## Work to be completed:
Your task is to output all the records below, word for word.

--- Start Dataset excerpts ---

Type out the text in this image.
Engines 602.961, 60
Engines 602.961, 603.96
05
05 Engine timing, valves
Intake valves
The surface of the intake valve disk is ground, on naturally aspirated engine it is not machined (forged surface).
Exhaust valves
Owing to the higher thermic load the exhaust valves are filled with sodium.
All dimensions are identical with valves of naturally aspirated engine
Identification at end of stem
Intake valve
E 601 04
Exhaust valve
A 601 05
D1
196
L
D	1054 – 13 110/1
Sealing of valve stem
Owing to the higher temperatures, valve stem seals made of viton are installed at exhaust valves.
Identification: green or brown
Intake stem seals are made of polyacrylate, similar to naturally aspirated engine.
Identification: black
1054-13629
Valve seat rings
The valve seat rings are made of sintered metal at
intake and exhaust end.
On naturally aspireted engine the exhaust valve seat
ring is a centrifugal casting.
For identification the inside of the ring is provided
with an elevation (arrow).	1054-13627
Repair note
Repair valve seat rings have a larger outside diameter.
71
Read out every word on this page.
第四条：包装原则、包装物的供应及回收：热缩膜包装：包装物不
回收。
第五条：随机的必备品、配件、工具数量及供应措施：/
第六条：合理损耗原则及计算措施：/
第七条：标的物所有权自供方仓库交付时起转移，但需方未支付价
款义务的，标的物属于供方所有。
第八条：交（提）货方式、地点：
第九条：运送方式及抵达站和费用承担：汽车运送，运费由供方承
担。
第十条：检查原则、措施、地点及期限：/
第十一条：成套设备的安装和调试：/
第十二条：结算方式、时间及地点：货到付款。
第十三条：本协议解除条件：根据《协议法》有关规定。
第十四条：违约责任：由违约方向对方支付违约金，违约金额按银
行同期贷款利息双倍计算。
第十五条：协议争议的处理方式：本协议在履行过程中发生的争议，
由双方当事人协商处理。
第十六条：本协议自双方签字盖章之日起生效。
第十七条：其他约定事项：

--- End Dataset excerpts ---

## Exercise response:
Type out the text in this image.
Engines 602.961, 60
Engines 602.961, 603.96
05
05 Engine timing, valves
Intake valves
The surface of the intake valve disk is ground, on naturally aspirated engine it is not machined (forged surface).
Exhaust valves
Owing to the higher thermic load the exhaust valves are filled with sodium.
All dimensions are identical with valves of naturally aspirated engine
Identification at end of stem
Intake valve
E 601 04
Exhaust valve
A 601 05
D1
196
L
D	1054 – 13 110/1
Sealing of valve stem
Owing to the higher temperatures, valve stem seals made of viton are installed at exhaust valves.
Identification: green or brown
Intake stem seals are made of polyacrylate, similar to naturally aspirated engine.
Identification: black
1054-13629
Valve seat rings
The valve seat rings are made of sintered metal at
intake and exhaust end.
On naturally aspireted engine the exhaust valve seat
ring is a centrifugal casting.
For identification the inside of the ring is provided
with an elevation (arrow).	1054-13627
Repair note
Repair valve seat rings have a larger outside diameter.
71
Read out every word on this page.
第四条：包装原则、包装物的供应及回收：热缩膜包装：包装物不
回收。
第五条：随机的必备品、配件、工具数量及供应措施：/
第六条：合理损耗原则及计算措施：/
第七条：标的物所有权自供方仓库交付时起转移，但需方未支付价
款义务的，标的物属于供方所有。
第八条：交（提）货方式、地点：
第九条：运送方式及抵达站和费用承担：汽车运送，运费由供方承
担。
第十条：检查原则、措施、地点及期限：/
第十一条：成套设备的安装和调试：/
第十二条：结算方式、时间及地点：货到付款。
第十三条：本协议解除条件：根据《协议法》有关规定。
第十四条：违约责任：由违约方向对方支付违约金，违约金额按银
行同期贷款利息双倍计算。
第十五条：协议争议的处理方式：本协议在履行过程中发生的争议，
由双方当事人协商处理。
第十六条：本协议自双方签字盖章之日起生效。
第十七条：其他约定事项：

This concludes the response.